* _YOUR INSTRUCTIONS_: Copy the lines of the material that run from the line holding "spectrum-fill <box>10 307 518 353</box>" to the line holding "x-tick-label: 1.860 <box>45 469 88 490</box>", inclusive, reproducing them verbatim.

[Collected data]
________________________

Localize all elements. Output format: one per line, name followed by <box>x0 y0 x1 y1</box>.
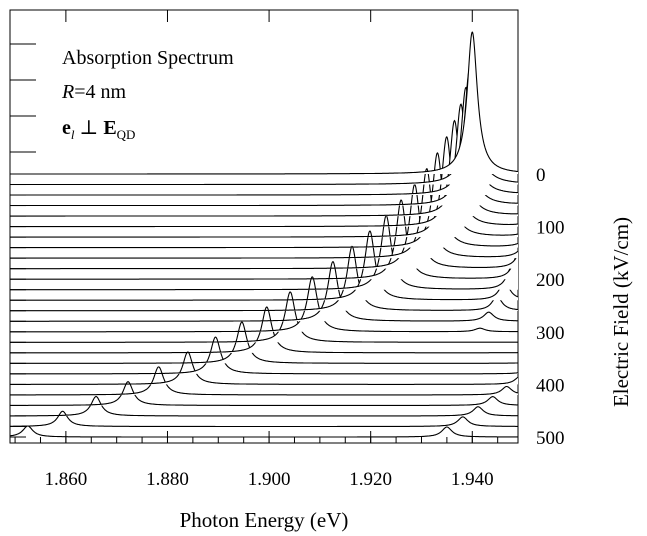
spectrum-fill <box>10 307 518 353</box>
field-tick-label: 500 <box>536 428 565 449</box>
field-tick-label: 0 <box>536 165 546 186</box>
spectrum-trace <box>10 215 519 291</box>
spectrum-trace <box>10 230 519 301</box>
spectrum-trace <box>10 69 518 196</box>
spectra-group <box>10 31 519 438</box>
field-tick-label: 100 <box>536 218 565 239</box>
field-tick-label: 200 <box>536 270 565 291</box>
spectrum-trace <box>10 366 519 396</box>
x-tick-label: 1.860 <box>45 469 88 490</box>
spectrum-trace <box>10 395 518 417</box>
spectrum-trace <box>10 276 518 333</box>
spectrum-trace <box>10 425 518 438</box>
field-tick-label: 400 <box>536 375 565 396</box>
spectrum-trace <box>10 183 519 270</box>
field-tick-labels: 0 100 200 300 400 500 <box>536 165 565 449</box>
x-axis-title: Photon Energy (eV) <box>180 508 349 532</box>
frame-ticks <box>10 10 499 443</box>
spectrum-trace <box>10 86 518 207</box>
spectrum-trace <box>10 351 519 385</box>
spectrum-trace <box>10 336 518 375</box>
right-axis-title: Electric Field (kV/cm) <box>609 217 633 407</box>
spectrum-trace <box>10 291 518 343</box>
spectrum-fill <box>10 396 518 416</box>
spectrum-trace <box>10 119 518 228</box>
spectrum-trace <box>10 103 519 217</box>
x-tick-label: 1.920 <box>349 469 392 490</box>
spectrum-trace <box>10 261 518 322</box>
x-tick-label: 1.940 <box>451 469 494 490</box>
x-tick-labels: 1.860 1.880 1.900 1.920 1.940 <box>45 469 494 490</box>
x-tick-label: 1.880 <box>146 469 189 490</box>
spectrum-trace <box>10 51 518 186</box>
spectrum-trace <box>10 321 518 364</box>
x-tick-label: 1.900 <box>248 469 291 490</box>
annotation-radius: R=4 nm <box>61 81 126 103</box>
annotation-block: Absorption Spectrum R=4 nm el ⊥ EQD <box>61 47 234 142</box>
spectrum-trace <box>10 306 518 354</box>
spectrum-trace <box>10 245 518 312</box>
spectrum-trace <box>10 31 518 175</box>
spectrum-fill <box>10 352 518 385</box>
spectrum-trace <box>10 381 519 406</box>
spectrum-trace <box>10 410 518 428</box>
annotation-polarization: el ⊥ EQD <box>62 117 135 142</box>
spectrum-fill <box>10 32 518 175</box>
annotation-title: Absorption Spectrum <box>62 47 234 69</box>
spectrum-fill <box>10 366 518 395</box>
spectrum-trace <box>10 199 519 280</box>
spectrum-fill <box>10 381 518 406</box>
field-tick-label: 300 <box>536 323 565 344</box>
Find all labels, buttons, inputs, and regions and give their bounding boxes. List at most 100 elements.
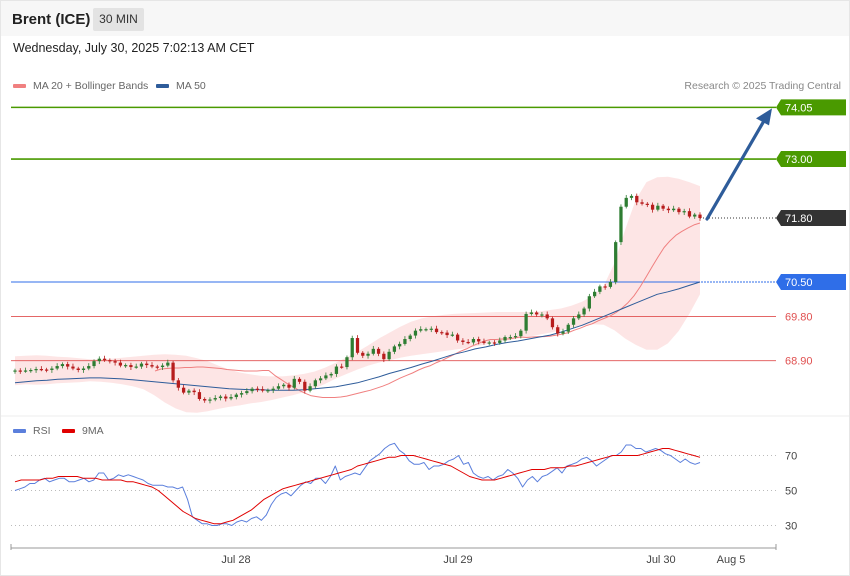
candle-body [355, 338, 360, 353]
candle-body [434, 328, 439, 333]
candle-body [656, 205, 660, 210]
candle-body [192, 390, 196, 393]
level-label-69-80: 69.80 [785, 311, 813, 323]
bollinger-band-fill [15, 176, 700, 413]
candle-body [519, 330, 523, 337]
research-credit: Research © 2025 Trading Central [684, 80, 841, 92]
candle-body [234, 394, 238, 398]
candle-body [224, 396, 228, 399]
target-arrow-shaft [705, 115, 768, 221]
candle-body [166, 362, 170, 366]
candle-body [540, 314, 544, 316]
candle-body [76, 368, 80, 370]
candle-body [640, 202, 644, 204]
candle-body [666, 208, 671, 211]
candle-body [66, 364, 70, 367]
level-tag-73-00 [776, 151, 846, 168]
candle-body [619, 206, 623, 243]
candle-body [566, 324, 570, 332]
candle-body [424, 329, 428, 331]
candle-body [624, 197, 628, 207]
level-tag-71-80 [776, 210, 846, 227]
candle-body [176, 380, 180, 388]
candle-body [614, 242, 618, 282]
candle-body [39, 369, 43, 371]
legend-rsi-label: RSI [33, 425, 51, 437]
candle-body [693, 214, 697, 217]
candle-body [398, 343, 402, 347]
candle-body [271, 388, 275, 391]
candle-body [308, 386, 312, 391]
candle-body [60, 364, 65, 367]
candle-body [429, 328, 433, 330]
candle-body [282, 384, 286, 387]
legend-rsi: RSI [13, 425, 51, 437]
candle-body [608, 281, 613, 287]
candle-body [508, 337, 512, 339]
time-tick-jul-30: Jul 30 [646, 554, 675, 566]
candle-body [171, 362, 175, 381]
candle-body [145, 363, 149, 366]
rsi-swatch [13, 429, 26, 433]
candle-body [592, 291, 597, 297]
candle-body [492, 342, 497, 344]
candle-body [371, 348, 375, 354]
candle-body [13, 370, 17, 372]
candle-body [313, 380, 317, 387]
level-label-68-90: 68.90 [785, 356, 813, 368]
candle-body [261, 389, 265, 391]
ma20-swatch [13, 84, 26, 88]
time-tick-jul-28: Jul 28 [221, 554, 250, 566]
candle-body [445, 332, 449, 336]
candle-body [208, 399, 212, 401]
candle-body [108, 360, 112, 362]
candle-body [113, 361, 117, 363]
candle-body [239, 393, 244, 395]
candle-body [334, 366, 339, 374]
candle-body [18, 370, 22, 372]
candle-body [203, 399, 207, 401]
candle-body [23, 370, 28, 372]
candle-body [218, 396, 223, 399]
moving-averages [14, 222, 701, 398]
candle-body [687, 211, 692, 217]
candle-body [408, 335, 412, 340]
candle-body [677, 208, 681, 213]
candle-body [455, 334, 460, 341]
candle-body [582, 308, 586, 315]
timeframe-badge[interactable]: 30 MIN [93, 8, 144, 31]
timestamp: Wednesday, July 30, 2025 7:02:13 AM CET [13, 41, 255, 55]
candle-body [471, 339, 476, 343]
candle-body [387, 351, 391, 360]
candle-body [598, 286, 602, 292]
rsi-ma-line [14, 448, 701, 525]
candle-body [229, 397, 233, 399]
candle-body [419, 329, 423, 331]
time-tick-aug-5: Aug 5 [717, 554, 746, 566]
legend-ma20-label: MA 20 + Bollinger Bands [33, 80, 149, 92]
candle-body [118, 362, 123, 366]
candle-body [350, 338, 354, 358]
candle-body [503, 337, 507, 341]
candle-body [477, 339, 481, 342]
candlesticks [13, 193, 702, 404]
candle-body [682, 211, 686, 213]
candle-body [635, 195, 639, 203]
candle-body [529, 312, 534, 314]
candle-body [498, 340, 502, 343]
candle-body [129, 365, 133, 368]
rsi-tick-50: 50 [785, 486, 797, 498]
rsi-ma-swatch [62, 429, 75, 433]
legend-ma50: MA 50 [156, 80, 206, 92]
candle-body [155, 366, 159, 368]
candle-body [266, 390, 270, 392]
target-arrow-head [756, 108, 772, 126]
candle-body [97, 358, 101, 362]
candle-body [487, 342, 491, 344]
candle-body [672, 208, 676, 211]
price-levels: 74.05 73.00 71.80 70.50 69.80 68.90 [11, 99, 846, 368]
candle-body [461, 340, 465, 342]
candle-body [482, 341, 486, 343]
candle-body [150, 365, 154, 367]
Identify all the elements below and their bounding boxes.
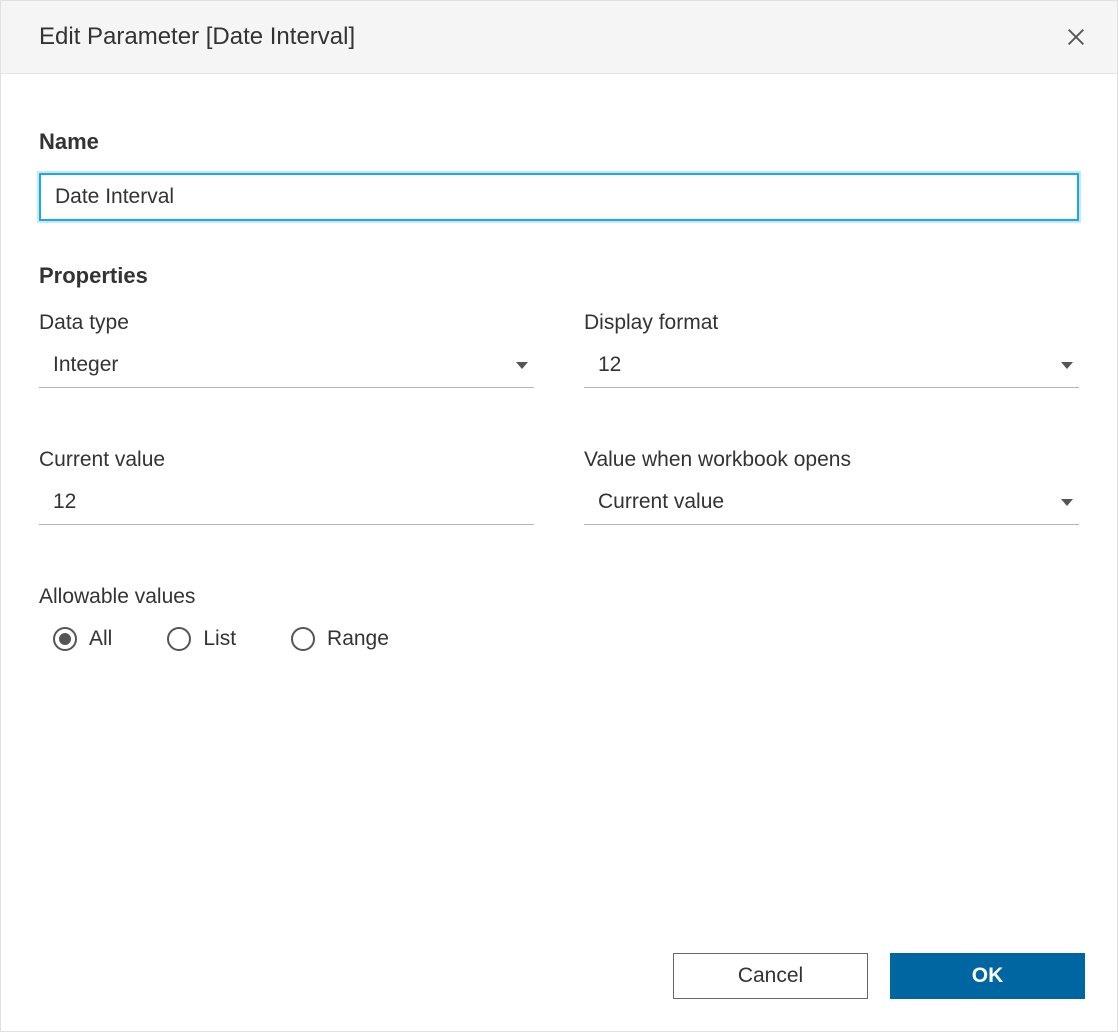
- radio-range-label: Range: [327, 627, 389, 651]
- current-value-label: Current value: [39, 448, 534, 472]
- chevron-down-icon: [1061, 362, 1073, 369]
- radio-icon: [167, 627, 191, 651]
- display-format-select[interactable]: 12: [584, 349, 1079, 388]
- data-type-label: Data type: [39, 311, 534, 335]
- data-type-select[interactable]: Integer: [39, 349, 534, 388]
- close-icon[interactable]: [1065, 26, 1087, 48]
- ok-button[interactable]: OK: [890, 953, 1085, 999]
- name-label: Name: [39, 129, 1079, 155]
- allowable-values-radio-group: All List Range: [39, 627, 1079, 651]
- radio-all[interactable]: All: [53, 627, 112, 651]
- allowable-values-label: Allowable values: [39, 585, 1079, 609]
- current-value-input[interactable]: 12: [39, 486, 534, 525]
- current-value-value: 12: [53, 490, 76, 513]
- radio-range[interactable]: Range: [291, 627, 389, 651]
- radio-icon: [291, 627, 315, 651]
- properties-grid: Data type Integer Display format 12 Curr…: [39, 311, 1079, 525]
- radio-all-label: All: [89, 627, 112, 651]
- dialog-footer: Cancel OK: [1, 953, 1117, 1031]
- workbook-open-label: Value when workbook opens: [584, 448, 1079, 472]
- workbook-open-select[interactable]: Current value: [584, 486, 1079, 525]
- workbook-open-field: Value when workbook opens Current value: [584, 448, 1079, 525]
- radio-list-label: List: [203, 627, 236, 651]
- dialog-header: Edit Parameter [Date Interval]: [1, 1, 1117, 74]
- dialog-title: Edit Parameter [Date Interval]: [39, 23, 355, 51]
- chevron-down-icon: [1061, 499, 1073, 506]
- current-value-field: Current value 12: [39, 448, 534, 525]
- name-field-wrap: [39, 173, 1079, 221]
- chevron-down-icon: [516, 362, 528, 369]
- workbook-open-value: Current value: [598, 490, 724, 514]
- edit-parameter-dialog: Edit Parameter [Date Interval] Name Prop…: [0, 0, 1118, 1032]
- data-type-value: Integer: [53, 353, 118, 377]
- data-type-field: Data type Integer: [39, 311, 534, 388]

________________________

* _EXERCISE ANSWER_:
spectrum-fill <box>10 307 518 353</box>
field-tick-label: 500 <box>536 428 565 449</box>
field-tick-label: 0 <box>536 165 546 186</box>
spectrum-trace <box>10 215 519 291</box>
spectrum-trace <box>10 230 519 301</box>
spectrum-trace <box>10 69 518 196</box>
spectra-group <box>10 31 519 438</box>
field-tick-label: 100 <box>536 218 565 239</box>
field-tick-label: 200 <box>536 270 565 291</box>
spectrum-trace <box>10 366 519 396</box>
x-tick-label: 1.860 <box>45 469 88 490</box>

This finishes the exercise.